┌─ Fragment strony
Euroliga koszykarek – prezes VBW Arki: debiut greckiej rozgrywającej
Ostatnie spotkanie zawodniczki VBW Arki rozegrały 30 grudnia, kiedy na wyjeździe pokonały w lidze 89:60 Polonię Warszawa. Później koronawirusem zakażone zostały cztery koszykarki i zespół przerwał treningi.
„Cała drużyna znalazła się w izolacji. Dmuchaliśmy na zimne, bo zainfekowane mogły zostać także inne dziewczyny. Zajęcia, po uzyskaniu negatywnych wyników testów, wznowiliśmy pod koniec poprzedniego tygodnia, stopniowo do drużyny dołączały też chore koszykarki. Wszystkie są gotowe do gry przeciwko Basket Landes, aczkolwiek sytuacja nie jest zbyt komfortowa, bowiem te zawodniczki są jeszcze osłabione. Czują się jak po przejściu klasycznego przeziębienia” – stwierdził Witkowski.
Basket Landes plasuje się w tabeli grupy B na przedostatniej siódmej pozycji – podopieczne Julie Barennes mają na koncie trzy zwycięstwa, o jedno więcej niż mistrzynie Polski. Francuska drużyna nie jest jednak w najwyższej formie, bowiem przegrała pięć poprzednich spotkań. Ostatnie zwycięstwo odniosła właśnie w konfrontacji z gdyniankami – 2 listopada triumfowały we własnej hali 79:70.
└─
┌─ Wydobyte informacje
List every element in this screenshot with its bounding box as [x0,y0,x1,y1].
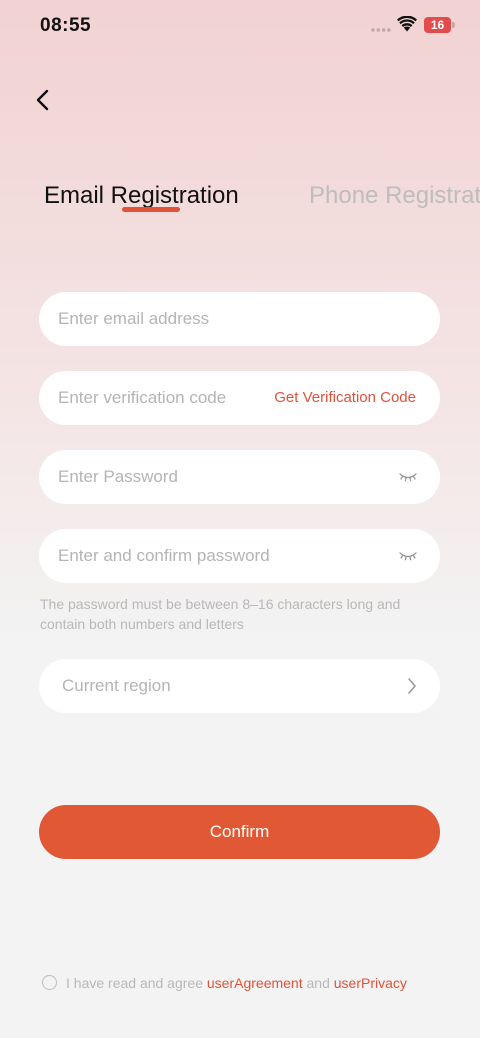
active-tab-indicator [122,207,180,212]
battery-cap [452,22,455,28]
agreement-row: I have read and agree userAgreement and … [42,974,462,994]
confirm-password-field-container [39,529,440,583]
tab-email-registration[interactable]: Email Registration [44,182,239,210]
tab-phone-registration[interactable]: Phone Registration [309,182,480,210]
agreement-text: I have read and agree userAgreement and … [66,975,407,991]
wifi-icon [397,16,417,32]
back-chevron-icon [36,89,49,111]
user-agreement-link[interactable]: userAgreement [207,975,303,991]
password-field-container [39,450,440,504]
battery-icon: 16 [424,17,455,33]
verification-code-input[interactable] [58,371,258,425]
agreement-radio-icon[interactable] [42,975,57,990]
password-hint: The password must be between 8–16 charac… [40,596,401,632]
back-button[interactable] [28,82,60,118]
agreement-conjunction: and [302,975,334,991]
confirm-button[interactable]: Confirm [39,805,440,859]
eye-closed-icon[interactable] [398,549,418,563]
status-time: 08:55 [40,15,92,36]
user-privacy-link[interactable]: userPrivacy [334,975,407,991]
registration-tabs: Email Registration Phone Registration [0,170,480,230]
agreement-prefix: I have read and agree [66,975,207,991]
chevron-right-icon [408,678,416,694]
email-input[interactable] [58,292,418,346]
get-verification-code-button[interactable]: Get Verification Code [274,389,416,406]
email-field-container [39,292,440,346]
confirm-password-input[interactable] [58,529,378,583]
verification-code-field-container: Get Verification Code [39,371,440,425]
password-input[interactable] [58,450,378,504]
region-selector[interactable]: Current region [39,659,440,713]
battery-level: 16 [424,17,451,33]
eye-closed-icon[interactable] [398,470,418,484]
region-placeholder: Current region [62,676,171,695]
status-bar: 08:55 16 [0,0,480,54]
cellular-signal-icon [371,28,391,32]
└─
■ **Polecenia do wykonania**
#1 Jakim wynikiem zakończył się wyjazdowy mecz ligowy z Polonią Warszawa rozegrany 30 grudnia, według fragmentu strony?
#2 Oceń, czy poniższe stwierdzenia są zgodne z fragmentem strony. Przy każdym odpowiedz „tak” lub „nie” i przytocz rozstrzygające słowa tekstu.
(a) Basket Landes zajmuje siódme miejsce w tabeli grupy B.
(b) Francuska drużyna wygrała swoje poprzednie spotkanie.
(c) Treningi wznowiono pod koniec poprzedniego tygodnia.

■ **Rozwiązania zadań**
#1 VBW Arka wygrała 89:60.

#2
(a) Tak: „plasuje się w tabeli grupy B na przedostatniej siódmej pozycji”.
(b) Nie: „przegrała pięć poprzednich spotkań”.
(c) Tak: „wznowiliśmy pod koniec poprzedniego tygodnia”.